ЗАДАНИЕ →
Ответьте по отрывку о письме Анны, приведённому ниже:
(а) Какой датой помечено письмо?
(б) Для кого посол Персии, по слухам, должен просить руки принцессы Елизаветы?
(в) На какие числа назначен машкерад?

В одно из них (от 13 октября 1741 г.) Анна сама вписала слова, помещённые ниже в скобках, чтобы граф, не дай бог, не подумал, что регентшу волнуют чувства её подруги: «Поздравляю Вас с прибытием в Лейпциг, но я не буду довольна, пока не узнаю, что Вы уже на пути сюда. Ежели Вы не получили писем из Петербурга, то пеняйте за то Пецольду, почто плохо их отослал. Если говорить об Юлии, то как могли Вы хоть на мгновение усомниться в её (моей) любви и нежности, после всех знаков, от неё (меня) полученных. Если Вы её (меня) любите, не делайте ей (мне) более таких упрёков, коли её (моё) здоровье Вам дорого. Посол Персии со всеми своими слонами получил аудиенцию таким же манером, как и турок. Говорят, что один из главных предметов, ему порученных, — просить руки принцессы Елизаветы для сына Надир-шаха, и что в случае отказа он пойдёт на нас войной. Что делать! Это, стало быть, уже третий враг, да хранит нас Бог от четвёртого. Не почитайте сию просьбу перса за сказку, я не шучу: оная тайна стала известна через фаворита посланника. У нас будет машкерад 19-го и 20-го сего месяца, но вряд ли я смогу (без Вас, моя душа) предаваться сему увеселению, ибо уже предвижу, что моя дорогая Юлия, сердце и душа которой далеко отсюда, не станет там веселиться. Верно поётся в песне: ничто Ваш облик не имеет, но всё напоминает мне о Вас. Известите меня о времени Вашего возвращения и будьте уверены в моей к Вам благосклонности (обнимаю Вас и умираю вся Ваша)».[1413]

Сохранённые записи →
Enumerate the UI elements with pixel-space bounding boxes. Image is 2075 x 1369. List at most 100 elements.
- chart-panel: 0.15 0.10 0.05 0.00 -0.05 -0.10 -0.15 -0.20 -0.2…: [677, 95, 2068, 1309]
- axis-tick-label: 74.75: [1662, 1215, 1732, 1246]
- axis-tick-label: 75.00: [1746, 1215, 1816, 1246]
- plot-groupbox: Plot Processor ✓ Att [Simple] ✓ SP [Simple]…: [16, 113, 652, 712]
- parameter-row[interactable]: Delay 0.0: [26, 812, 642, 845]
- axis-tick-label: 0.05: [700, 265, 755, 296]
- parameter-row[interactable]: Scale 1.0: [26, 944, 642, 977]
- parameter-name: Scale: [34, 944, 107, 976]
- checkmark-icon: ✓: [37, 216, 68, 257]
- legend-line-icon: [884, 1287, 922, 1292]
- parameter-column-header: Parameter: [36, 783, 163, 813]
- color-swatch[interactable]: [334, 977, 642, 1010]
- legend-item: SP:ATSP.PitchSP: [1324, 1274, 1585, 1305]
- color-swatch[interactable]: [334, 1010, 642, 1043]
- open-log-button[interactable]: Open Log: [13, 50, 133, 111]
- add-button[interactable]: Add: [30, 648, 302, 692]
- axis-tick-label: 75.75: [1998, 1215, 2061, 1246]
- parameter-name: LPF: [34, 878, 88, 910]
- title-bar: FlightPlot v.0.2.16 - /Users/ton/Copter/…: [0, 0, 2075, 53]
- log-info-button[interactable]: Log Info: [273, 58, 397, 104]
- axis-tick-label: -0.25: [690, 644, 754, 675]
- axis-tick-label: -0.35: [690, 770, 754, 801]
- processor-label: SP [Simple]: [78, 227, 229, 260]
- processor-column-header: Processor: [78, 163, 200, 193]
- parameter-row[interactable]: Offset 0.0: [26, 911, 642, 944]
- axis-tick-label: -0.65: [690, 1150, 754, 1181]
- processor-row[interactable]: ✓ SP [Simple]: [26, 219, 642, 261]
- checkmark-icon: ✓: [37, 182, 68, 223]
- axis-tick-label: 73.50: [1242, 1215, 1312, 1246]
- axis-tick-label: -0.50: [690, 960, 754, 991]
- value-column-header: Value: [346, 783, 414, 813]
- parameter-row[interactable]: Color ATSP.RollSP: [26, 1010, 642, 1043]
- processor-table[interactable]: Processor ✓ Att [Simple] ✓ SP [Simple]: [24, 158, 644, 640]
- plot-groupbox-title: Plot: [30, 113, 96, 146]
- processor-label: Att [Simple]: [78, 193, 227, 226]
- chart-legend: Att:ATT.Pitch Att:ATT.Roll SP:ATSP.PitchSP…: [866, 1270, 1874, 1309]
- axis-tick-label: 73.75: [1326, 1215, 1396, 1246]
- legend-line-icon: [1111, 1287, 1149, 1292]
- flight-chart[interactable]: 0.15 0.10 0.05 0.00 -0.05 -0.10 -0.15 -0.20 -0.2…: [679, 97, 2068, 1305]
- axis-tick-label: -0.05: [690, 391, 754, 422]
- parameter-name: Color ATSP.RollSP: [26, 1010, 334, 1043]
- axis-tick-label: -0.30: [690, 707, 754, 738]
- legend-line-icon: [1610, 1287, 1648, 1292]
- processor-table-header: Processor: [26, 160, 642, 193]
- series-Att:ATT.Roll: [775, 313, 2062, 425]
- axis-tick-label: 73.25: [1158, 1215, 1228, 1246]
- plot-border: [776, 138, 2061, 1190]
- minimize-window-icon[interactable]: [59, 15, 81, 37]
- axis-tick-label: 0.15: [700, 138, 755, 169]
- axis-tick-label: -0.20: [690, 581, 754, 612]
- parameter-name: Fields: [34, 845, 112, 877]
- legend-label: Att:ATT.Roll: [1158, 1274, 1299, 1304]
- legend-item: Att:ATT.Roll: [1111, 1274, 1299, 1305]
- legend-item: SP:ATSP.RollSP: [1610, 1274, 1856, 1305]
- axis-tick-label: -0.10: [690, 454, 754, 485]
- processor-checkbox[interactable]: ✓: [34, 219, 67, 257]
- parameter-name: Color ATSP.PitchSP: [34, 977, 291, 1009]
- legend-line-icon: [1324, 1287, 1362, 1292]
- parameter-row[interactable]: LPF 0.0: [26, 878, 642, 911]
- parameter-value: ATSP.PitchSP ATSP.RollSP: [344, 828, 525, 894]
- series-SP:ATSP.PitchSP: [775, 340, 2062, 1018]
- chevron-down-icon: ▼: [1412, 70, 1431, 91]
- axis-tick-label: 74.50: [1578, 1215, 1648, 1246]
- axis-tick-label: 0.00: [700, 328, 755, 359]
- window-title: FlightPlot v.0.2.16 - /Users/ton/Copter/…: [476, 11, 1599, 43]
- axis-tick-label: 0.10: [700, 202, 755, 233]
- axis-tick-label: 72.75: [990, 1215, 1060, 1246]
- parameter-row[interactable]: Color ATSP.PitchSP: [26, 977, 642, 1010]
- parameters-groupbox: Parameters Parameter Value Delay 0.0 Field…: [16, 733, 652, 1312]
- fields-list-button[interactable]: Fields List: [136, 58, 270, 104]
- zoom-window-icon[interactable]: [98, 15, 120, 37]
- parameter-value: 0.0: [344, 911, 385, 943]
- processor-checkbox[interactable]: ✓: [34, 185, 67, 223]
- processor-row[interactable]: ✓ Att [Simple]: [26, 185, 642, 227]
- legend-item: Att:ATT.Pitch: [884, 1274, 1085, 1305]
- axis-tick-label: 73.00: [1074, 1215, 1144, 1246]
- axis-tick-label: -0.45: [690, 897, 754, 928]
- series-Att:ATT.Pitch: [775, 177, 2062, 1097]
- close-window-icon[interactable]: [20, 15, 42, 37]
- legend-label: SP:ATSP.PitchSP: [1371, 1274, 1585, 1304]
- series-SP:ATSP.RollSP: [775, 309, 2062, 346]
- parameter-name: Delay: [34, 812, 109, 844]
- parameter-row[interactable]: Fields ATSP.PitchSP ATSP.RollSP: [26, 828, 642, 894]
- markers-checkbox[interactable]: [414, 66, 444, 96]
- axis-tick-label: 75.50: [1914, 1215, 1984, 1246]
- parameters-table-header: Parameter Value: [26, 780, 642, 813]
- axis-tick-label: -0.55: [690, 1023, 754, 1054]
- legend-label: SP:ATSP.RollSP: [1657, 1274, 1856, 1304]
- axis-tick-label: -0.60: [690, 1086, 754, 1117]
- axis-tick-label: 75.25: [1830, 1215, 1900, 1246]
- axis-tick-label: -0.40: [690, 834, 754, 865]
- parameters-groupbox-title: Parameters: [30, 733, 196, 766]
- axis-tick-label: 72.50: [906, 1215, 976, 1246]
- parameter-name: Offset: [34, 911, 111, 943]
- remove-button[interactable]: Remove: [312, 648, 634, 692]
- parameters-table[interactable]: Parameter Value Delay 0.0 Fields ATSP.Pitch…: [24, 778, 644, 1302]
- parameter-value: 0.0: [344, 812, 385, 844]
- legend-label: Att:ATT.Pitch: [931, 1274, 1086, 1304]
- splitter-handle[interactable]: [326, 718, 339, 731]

ОТВЕТ →
(а) 13 октября 1741 г.
(б) Для сына Надир-шаха.
(в) На 19-е и 20-е число того же месяца.